- [Your objective]: Render every line of the records as a Markdown table with the columns Entry and Content, numbering the rows in order and leaving out any blank lines.

- [Data records]:
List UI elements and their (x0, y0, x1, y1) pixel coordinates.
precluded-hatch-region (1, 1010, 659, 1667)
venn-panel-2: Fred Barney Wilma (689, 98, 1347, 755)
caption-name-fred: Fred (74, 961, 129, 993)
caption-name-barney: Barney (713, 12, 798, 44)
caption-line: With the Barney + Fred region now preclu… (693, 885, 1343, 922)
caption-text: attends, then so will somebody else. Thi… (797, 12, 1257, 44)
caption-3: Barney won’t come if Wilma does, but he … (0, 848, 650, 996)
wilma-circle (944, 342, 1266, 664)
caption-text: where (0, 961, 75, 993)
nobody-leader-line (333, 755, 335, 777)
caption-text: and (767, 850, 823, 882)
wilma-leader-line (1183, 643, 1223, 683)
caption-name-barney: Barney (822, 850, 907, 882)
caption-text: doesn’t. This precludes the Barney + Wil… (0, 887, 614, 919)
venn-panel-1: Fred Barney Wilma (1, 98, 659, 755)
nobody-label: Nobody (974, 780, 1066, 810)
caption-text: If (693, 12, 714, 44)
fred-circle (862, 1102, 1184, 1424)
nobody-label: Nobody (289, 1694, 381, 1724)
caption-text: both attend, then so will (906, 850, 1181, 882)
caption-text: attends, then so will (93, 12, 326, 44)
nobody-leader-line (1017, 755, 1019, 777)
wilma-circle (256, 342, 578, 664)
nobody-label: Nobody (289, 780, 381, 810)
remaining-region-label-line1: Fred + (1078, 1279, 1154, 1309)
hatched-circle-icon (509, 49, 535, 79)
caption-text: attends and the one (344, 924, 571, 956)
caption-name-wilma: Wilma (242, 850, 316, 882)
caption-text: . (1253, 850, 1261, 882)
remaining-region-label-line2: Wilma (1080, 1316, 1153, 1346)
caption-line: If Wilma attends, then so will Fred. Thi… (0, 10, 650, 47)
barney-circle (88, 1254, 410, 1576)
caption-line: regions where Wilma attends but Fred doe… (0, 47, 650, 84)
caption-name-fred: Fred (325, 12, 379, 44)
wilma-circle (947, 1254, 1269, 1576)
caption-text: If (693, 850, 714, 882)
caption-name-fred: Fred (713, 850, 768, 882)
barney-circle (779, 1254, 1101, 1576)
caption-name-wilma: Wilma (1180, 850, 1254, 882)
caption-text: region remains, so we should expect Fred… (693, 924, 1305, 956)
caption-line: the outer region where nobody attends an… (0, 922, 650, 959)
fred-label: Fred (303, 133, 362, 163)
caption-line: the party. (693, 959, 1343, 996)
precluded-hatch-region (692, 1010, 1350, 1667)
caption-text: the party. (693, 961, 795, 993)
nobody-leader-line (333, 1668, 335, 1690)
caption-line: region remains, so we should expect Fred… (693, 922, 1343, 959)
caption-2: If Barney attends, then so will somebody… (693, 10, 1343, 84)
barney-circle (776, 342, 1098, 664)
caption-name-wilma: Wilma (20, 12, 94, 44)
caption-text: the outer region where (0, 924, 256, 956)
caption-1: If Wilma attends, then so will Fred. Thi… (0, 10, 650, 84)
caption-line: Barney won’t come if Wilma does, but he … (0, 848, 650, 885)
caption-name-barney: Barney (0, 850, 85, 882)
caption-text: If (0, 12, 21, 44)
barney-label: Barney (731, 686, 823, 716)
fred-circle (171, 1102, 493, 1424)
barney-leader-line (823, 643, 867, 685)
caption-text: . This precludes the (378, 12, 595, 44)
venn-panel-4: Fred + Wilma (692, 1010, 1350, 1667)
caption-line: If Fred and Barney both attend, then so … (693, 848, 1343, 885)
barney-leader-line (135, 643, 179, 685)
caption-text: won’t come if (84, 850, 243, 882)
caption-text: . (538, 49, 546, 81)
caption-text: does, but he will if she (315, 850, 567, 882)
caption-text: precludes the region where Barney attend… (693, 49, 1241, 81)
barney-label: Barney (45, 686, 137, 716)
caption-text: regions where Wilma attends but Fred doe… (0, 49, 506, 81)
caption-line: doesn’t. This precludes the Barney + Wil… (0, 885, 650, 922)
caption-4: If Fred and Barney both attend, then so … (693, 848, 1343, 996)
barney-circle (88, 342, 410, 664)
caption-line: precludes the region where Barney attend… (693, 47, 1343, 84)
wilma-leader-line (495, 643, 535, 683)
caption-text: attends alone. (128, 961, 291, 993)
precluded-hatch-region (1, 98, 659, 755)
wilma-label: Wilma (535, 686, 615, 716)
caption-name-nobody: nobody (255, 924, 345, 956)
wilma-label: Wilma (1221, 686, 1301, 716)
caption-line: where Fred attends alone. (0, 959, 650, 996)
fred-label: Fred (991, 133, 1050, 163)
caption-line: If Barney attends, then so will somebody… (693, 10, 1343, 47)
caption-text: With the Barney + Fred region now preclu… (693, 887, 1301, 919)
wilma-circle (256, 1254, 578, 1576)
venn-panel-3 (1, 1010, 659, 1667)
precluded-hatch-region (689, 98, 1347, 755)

- [Written answer]:
| Entry | Content |
|---|---|
| 1 | List UI elements and their (x0, y0, x1, y1) pixel coordinates. |
| 2 | precluded-hatch-region (1, 1010, 659, 1667) |
| 3 | venn-panel-2: Fred Barney Wilma (689, 98, 1347, 755) |
| 4 | caption-name-fred: Fred (74, 961, 129, 993) |
| 5 | caption-name-barney: Barney (713, 12, 798, 44) |
| 6 | caption-line: With the Barney + Fred region now preclu… (693, 885, 1343, 922) |
| 7 | caption-text: attends, then so will somebody else. Thi… (797, 12, 1257, 44) |
| 8 | caption-3: Barney won’t come if Wilma does, but he … (0, 848, 650, 996) |
| 9 | wilma-circle (944, 342, 1266, 664) |
| 10 | caption-text: where (0, 961, 75, 993) |
| 11 | nobody-leader-line (333, 755, 335, 777) |
| 12 | caption-text: and (767, 850, 823, 882) |
| 13 | wilma-leader-line (1183, 643, 1223, 683) |
| 14 | caption-name-barney: Barney (822, 850, 907, 882) |
| 15 | caption-text: doesn’t. This precludes the Barney + Wil… (0, 887, 614, 919) |
| 16 | venn-panel-1: Fred Barney Wilma (1, 98, 659, 755) |
| 17 | nobody-label: Nobody (974, 780, 1066, 810) |
| 18 | caption-text: If (693, 12, 714, 44) |
| 19 | fred-circle (862, 1102, 1184, 1424) |
| 20 | nobody-label: Nobody (289, 1694, 381, 1724) |
| 21 | caption-text: both attend, then so will (906, 850, 1181, 882) |
| 22 | caption-text: attends, then so will (93, 12, 326, 44) |
| 23 | nobody-leader-line (1017, 755, 1019, 777) |
| 24 | wilma-circle (256, 342, 578, 664) |
| 25 | nobody-label: Nobody (289, 780, 381, 810) |
| 26 | remaining-region-label-line1: Fred + (1078, 1279, 1154, 1309) |
| 27 | hatched-circle-icon (509, 49, 535, 79) |
| 28 | caption-text: attends and the one (344, 924, 571, 956) |
| 29 | caption-name-wilma: Wilma (242, 850, 316, 882) |
| 30 | caption-text: . (1253, 850, 1261, 882) |
| 31 | remaining-region-label-line2: Wilma (1080, 1316, 1153, 1346) |
| 32 | caption-line: If Wilma attends, then so will Fred. Thi… (0, 10, 650, 47) |
| 33 | barney-circle (88, 1254, 410, 1576) |
| 34 | caption-line: regions where Wilma attends but Fred doe… (0, 47, 650, 84) |
| 35 | caption-name-fred: Fred (325, 12, 379, 44) |
| 36 | wilma-circle (947, 1254, 1269, 1576) |
| 37 | caption-text: If (693, 850, 714, 882) |
| 38 | caption-name-fred: Fred (713, 850, 768, 882) |
| 39 | barney-circle (779, 1254, 1101, 1576) |
| 40 | caption-name-wilma: Wilma (1180, 850, 1254, 882) |
| 41 | caption-text: region remains, so we should expect Fred… (693, 924, 1305, 956) |
| 42 | caption-line: the outer region where nobody attends an… (0, 922, 650, 959) |
| 43 | fred-label: Fred (303, 133, 362, 163) |
| 44 | caption-line: the party. (693, 959, 1343, 996) |
| 45 | precluded-hatch-region (692, 1010, 1350, 1667) |
| 46 | caption-text: the party. (693, 961, 795, 993) |
| 47 | nobody-leader-line (333, 1668, 335, 1690) |
| 48 | caption-line: region remains, so we should expect Fred… (693, 922, 1343, 959) |
| 49 | caption-2: If Barney attends, then so will somebody… (693, 10, 1343, 84) |
| 50 | barney-circle (776, 342, 1098, 664) |
| 51 | caption-name-wilma: Wilma (20, 12, 94, 44) |
| 52 | caption-text: the outer region where (0, 924, 256, 956) |
| 53 | caption-1: If Wilma attends, then so will Fred. Thi… (0, 10, 650, 84) |
| 54 | caption-line: Barney won’t come if Wilma does, but he … (0, 848, 650, 885) |
| 55 | caption-name-barney: Barney (0, 850, 85, 882) |
| 56 | caption-text: If (0, 12, 21, 44) |
| 57 | barney-label: Barney (731, 686, 823, 716) |
| 58 | fred-circle (171, 1102, 493, 1424) |
| 59 | barney-leader-line (823, 643, 867, 685) |
| 60 | caption-text: . This precludes the (378, 12, 595, 44) |
| 61 | venn-panel-4: Fred + Wilma (692, 1010, 1350, 1667) |
| 62 | caption-line: If Fred and Barney both attend, then so … (693, 848, 1343, 885) |
| 63 | barney-leader-line (135, 643, 179, 685) |
| 64 | caption-text: won’t come if (84, 850, 243, 882) |
| 65 | caption-text: . (538, 49, 546, 81) |
| 66 | caption-text: does, but he will if she (315, 850, 567, 882) |
| 67 | caption-text: precludes the region where Barney attend… (693, 49, 1241, 81) |
| 68 | barney-label: Barney (45, 686, 137, 716) |
| 69 | caption-text: regions where Wilma attends but Fred doe… (0, 49, 506, 81) |
| 70 | caption-line: doesn’t. This precludes the Barney + Wil… (0, 885, 650, 922) |
| 71 | caption-4: If Fred and Barney both attend, then so … (693, 848, 1343, 996) |
| 72 | barney-circle (88, 342, 410, 664) |
| 73 | caption-line: precludes the region where Barney attend… (693, 47, 1343, 84) |
| 74 | wilma-leader-line (495, 643, 535, 683) |
| 75 | caption-text: attends alone. (128, 961, 291, 993) |
| 76 | precluded-hatch-region (1, 98, 659, 755) |
| 77 | wilma-label: Wilma (535, 686, 615, 716) |
| 78 | caption-name-nobody: nobody (255, 924, 345, 956) |
| 79 | wilma-label: Wilma (1221, 686, 1301, 716) |
| 80 | caption-line: where Fred attends alone. (0, 959, 650, 996) |
| 81 | fred-label: Fred (991, 133, 1050, 163) |
| 82 | caption-line: If Barney attends, then so will somebody… (693, 10, 1343, 47) |
| 83 | caption-text: With the Barney + Fred region now preclu… (693, 887, 1301, 919) |
| 84 | wilma-circle (256, 1254, 578, 1576) |
| 85 | venn-panel-3 (1, 1010, 659, 1667) |
| 86 | precluded-hatch-region (689, 98, 1347, 755) |